Find the string "color" in the data, then copy every line where it is found.

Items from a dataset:

* * * * *

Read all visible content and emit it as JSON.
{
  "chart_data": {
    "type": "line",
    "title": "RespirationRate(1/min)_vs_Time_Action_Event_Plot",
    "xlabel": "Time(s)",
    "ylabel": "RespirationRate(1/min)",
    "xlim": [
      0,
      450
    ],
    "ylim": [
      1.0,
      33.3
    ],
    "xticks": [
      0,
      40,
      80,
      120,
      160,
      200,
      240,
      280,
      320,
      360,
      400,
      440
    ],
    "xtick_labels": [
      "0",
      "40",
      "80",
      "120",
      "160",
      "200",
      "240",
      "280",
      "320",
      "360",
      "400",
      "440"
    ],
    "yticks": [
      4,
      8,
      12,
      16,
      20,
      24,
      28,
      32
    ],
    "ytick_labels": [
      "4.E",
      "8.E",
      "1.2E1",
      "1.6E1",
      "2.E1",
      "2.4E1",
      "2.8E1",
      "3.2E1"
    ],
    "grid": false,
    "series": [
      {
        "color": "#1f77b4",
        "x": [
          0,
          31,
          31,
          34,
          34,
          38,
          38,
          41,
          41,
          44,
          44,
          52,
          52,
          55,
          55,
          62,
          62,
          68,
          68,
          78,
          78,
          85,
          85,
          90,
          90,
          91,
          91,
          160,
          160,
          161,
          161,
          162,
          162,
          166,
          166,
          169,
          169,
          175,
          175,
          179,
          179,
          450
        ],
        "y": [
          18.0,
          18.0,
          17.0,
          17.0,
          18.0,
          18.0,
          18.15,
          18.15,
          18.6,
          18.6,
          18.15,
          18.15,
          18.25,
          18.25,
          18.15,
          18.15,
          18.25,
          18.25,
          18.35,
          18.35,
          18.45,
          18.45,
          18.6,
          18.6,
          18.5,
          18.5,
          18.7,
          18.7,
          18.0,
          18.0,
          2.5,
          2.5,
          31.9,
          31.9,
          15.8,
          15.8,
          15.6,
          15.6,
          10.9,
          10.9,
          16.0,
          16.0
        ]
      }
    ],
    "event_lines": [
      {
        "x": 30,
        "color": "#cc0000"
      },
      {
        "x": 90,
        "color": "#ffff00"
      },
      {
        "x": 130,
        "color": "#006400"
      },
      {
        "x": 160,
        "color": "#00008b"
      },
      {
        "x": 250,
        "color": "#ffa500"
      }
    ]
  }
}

* * * * *

Response to this exercise:
        "color": "#1f77b4",
        "color": "#cc0000"
        "color": "#ffff00"
        "color": "#006400"
        "color": "#00008b"
        "color": "#ffa500"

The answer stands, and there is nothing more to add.